Stated goal: Copy out all lines where "包括彩绘陶器" appears.

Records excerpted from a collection
+---+
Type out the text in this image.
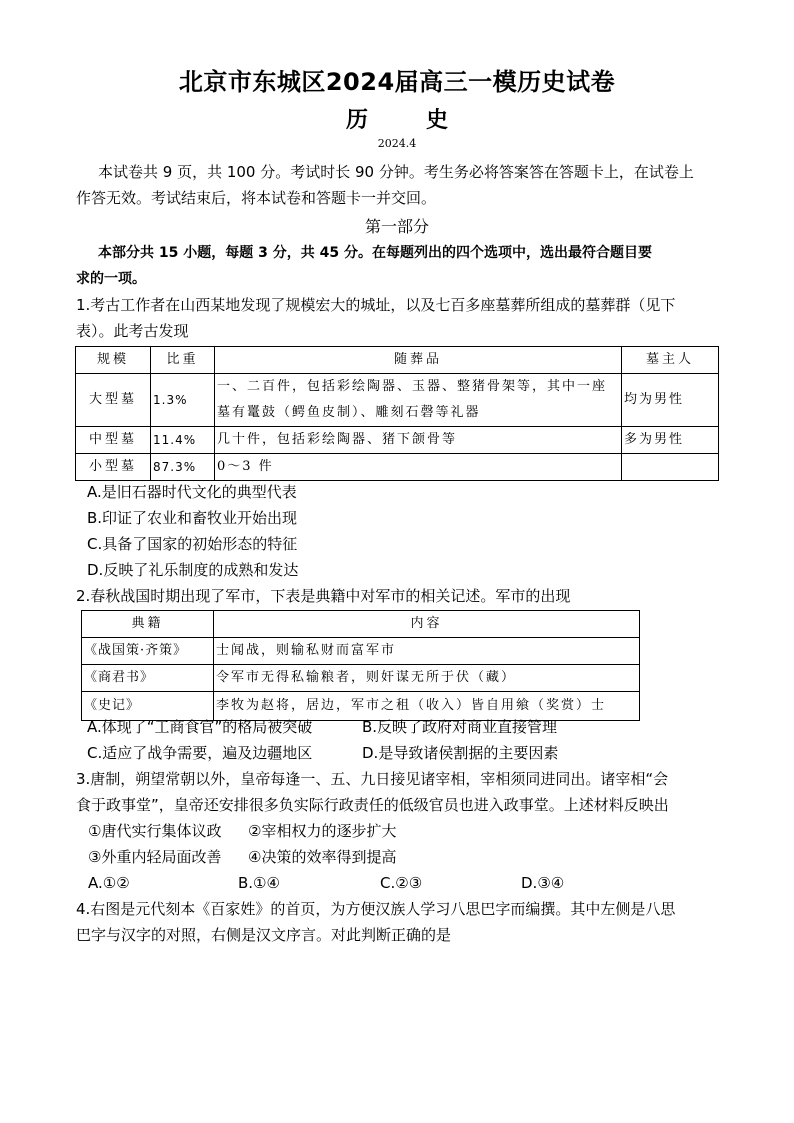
北京市东城区2024届高三一模历史试卷
历	史
2024.4
本试卷共 9 页，共 100 分。考试时长 90 分钟。考生务必将答案答在答题卡上，在试卷上
作答无效。考试结束后，将本试卷和答题卡一并交回。
第一部分
本部分共 15 小题，每题 3 分，共 45 分。在每题列出的四个选项中，选出最符合题目要
求的一项。
1.考古工作者在山西某地发现了规模宏大的城址，以及七百多座墓葬所组成的墓葬群（见下
表）。此考古发现
规模	比重	随葬品	墓主人
大型墓	1.3%	一、二百件，包括彩绘陶器、玉器、整猪骨架等，其中一座墓有鼍鼓（鳄鱼皮制）、雕刻石磬等礼器	均为男性
中型墓	11.4%	几十件，包括彩绘陶器、猪下颌骨等	多为男性
小型墓	87.3%	0～3 件	
A.是旧石器时代文化的典型代表
B.印证了农业和畜牧业开始出现
C.具备了国家的初始形态的特征
D.反映了礼乐制度的成熟和发达
2.春秋战国时期出现了军市，下表是典籍中对军市的相关记述。军市的出现
典籍	内容
《战国策·齐策》	士闻战，则输私财而富军市
《商君书》	令军市无得私输粮者，则奸谋无所于伏（藏）
《史记》	李牧为赵将，居边，军市之租（收入）皆自用飨（奖赏）士
A.体现了“工商食官”的格局被突破	B.反映了政府对商业直接管理
C.适应了战争需要，遍及边疆地区	D.是导致诸侯割据的主要因素
3.唐制，朔望常朝以外，皇帝每逢一、五、九日接见诸宰相，宰相须同进同出。诸宰相“会
食于政事堂”，皇帝还安排很多负实际行政责任的低级官员也进入政事堂。上述材料反映出
①唐代实行集体议政 ②宰相权力的逐步扩大
③外重内轻局面改善 ④决策的效率得到提高
A.①②	B.①④	C.②③	D.③④
4.右图是元代刻本《百家姓》的首页，为方便汉族人学习八思巴字而编撰。其中左侧是八思
巴字与汉字的对照，右侧是汉文序言。对此判断正确的是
+---+
Response to this exercise:
大型墓	1.3%	一、二百件，包括彩绘陶器、玉器、整猪骨架等，其中一座墓有鼍鼓（鳄鱼皮制）、雕刻石磬等礼器	均为男性
中型墓	11.4%	几十件，包括彩绘陶器、猪下颌骨等	多为男性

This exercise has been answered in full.